[Extracts from a graphics dataset]
* START *

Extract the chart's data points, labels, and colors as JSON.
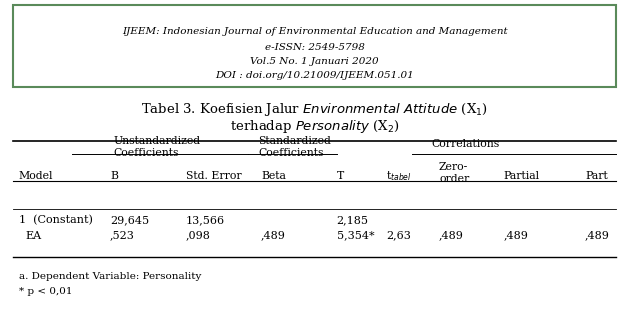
{
  "header_line1": "IJEEM: Indonesian Journal of Environmental Education and Management",
  "header_line2": "e-ISSN: 2549-5798",
  "header_line3": "Vol.5 No. 1 Januari 2020",
  "header_line4": "DOI : doi.org/10.21009/IJEEM.051.01",
  "footnote1": "a. Dependent Variable: Personality",
  "footnote2": "* p < 0,01",
  "bg_color": "#ffffff",
  "border_color": "#5a8a5a"
}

* END *

→ **What to work on**
Write every entry out again exactly, dropping the pictures.

→ **Output**
Extract the chart's data points, labels, and colors as JSON.
{
  "header_line1": "IJEEM: Indonesian Journal of Environmental Education and Management",
  "header_line2": "e-ISSN: 2549-5798",
  "header_line3": "Vol.5 No. 1 Januari 2020",
  "header_line4": "DOI : doi.org/10.21009/IJEEM.051.01",
  "footnote1": "a. Dependent Variable: Personality",
  "footnote2": "* p < 0,01",
  "bg_color": "#ffffff",
  "border_color": "#5a8a5a"
}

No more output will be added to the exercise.